▸ **TASK DETAILS**: Transcribe all the records with complete accuracy.

▸ **MATERIAL PROVIDED**:
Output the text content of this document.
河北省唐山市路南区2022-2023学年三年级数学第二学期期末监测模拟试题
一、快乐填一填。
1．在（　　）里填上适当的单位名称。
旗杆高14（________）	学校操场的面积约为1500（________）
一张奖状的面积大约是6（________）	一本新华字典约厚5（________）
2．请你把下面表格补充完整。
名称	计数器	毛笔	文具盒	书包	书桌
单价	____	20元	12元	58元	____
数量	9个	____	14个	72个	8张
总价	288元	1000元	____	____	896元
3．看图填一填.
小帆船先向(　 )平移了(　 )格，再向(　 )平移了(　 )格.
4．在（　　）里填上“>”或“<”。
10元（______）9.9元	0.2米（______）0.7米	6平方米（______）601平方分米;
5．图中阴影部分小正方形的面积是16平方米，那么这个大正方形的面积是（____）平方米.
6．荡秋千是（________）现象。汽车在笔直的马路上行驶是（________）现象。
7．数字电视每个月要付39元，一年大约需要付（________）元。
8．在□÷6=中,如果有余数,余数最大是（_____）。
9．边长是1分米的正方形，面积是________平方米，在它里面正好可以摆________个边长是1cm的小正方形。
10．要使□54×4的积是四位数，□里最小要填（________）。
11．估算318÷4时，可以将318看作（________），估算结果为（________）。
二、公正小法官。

▸ **SOLUTION FOR THIS PROBLEM**:
Output the text content of this document.
河北省唐山市路南区2022-2023学年三年级数学第二学期期末监测模拟试题
一、快乐填一填。
1．在（　　）里填上适当的单位名称。
旗杆高14（________）	学校操场的面积约为1500（________）
一张奖状的面积大约是6（________）	一本新华字典约厚5（________）
2．请你把下面表格补充完整。
名称	计数器	毛笔	文具盒	书包	书桌
单价	____	20元	12元	58元	____
数量	9个	____	14个	72个	8张
总价	288元	1000元	____	____	896元
3．看图填一填.
小帆船先向(　 )平移了(　 )格，再向(　 )平移了(　 )格.
4．在（　　）里填上“>”或“<”。
10元（______）9.9元	0.2米（______）0.7米	6平方米（______）601平方分米;
5．图中阴影部分小正方形的面积是16平方米，那么这个大正方形的面积是（____）平方米.
6．荡秋千是（________）现象。汽车在笔直的马路上行驶是（________）现象。
7．数字电视每个月要付39元，一年大约需要付（________）元。
8．在□÷6=中,如果有余数,余数最大是（_____）。
9．边长是1分米的正方形，面积是________平方米，在它里面正好可以摆________个边长是1cm的小正方形。
10．要使□54×4的积是四位数，□里最小要填（________）。
11．估算318÷4时，可以将318看作（________），估算结果为（________）。
二、公正小法官。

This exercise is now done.